### Exercise aim
In the text on ASD prevalence, who were the project's public lectures on ASD provided for?

### Exercise passage
The Roles of Environmental Risks and GEX in Increasing ASD Prevalence

Studies of ASD have reported progressively higher prevalence estimates. Evidence suggests that most of the increase is attributable to the combination of greater public awareness, a broadening of the ASD diagnostic criteria, lower age at diagnosis, diagnostic substitution and better case ascertainment. If increased prevalence is even partially attributable to a true increase in incidence, such a rise is likely to be attributable to increased exposure to environmental factors that may enhance expression of genetic vulnerability factors to produce ASD symptoms and disorder.

This project addresses these issues by measuring ASD cumulative incidence in a very large total population sample and assessing the role of environmental factors and genome-environment interactions (GmXE) in ASD incidence and etiology. Detecting the etiologic substrates of ASD is challenging because of difficulties largely arising from the complexity of ASD genetics, including GmXE, insufficient sample sizes (given genetic and phenotypic heterogeneity), and the use of mainly clinical samples that may reflect biased selection. This project is designed to overcome these obstacles.Focus areas of this project are: 1) ASD Incidence; 2) Environmental Impact on ASD Incidence and Phenotype; 3) GmXE and Biobank. Most importantly, this project is community based. Relationships have been built with city and school administrators. Public lectures on ASD have been provided for teachers and community members. Private, one-on-one sessions have been held to provide parents who completed confirmative diagnostic assessments with more information regarding the meaning of their diagnoses, etiology, natural course, prognosis, and treatment.

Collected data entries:

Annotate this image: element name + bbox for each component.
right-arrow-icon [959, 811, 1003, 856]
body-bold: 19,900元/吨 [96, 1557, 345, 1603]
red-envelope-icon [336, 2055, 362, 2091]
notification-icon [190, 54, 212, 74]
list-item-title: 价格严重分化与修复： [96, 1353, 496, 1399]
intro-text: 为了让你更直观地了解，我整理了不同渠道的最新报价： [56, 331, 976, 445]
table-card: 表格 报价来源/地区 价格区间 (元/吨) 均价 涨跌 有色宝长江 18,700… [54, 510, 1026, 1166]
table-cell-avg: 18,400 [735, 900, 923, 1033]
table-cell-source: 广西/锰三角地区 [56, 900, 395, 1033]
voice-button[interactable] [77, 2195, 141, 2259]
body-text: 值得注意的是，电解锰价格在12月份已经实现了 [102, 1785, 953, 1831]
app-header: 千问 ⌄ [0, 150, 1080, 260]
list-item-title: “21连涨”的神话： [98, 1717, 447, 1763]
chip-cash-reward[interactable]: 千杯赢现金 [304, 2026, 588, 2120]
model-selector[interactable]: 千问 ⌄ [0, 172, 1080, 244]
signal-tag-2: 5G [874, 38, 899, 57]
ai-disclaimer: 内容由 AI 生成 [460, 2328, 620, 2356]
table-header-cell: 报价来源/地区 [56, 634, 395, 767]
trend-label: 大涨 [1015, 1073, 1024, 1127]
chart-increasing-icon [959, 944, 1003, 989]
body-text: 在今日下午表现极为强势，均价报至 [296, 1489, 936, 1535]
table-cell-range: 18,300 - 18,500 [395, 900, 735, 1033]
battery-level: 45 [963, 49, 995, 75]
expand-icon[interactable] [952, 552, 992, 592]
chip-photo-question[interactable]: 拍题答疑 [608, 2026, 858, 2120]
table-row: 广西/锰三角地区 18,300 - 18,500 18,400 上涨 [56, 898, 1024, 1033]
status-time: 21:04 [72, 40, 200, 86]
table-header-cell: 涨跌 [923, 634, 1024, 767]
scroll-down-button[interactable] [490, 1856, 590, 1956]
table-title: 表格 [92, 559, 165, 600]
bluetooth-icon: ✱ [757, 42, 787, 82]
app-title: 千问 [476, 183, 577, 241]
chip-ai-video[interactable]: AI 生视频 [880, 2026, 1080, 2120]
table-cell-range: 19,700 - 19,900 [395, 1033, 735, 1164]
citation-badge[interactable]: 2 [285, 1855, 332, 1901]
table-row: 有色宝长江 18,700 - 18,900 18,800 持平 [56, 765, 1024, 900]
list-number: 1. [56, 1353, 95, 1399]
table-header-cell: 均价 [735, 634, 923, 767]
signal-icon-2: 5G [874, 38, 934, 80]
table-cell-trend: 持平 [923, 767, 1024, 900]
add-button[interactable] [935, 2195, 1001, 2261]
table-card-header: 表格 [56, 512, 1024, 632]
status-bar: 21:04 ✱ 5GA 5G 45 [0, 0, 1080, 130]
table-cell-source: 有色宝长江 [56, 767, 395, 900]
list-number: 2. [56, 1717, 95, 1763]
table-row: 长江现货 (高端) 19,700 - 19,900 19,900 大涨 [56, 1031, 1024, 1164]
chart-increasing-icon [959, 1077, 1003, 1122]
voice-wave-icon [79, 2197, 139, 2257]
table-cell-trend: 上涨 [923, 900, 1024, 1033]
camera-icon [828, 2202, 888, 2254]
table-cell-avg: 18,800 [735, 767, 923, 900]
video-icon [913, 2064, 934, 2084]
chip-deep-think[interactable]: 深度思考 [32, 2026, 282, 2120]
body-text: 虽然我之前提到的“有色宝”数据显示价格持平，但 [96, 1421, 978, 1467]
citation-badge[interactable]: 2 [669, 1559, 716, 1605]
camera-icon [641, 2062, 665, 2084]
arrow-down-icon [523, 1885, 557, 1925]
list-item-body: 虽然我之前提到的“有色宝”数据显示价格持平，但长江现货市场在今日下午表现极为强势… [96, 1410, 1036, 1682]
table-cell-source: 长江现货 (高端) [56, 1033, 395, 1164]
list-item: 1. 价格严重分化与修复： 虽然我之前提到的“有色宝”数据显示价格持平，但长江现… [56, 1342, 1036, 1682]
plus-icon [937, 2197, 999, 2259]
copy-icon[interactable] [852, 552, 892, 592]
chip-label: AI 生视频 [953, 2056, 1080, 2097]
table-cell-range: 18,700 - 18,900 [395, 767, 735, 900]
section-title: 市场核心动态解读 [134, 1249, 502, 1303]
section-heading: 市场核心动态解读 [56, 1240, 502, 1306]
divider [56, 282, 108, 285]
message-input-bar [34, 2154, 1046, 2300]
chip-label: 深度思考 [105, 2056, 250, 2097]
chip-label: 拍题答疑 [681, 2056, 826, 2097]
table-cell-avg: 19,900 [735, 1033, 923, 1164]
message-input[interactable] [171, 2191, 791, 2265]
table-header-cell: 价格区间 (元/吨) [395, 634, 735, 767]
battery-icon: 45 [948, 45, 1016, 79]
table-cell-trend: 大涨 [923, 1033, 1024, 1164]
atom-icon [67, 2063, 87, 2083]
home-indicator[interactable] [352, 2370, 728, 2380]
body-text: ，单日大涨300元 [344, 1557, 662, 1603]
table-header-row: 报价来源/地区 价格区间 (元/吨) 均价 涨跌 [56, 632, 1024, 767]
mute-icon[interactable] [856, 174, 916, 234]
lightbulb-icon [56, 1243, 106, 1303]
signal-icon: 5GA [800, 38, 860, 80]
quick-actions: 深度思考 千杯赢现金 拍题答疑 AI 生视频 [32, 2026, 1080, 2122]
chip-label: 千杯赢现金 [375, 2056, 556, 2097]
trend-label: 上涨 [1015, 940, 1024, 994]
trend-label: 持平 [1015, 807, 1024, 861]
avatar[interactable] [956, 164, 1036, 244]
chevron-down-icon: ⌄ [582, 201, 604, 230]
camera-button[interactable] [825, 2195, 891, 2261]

### Response to the exercise
Teachers and community members.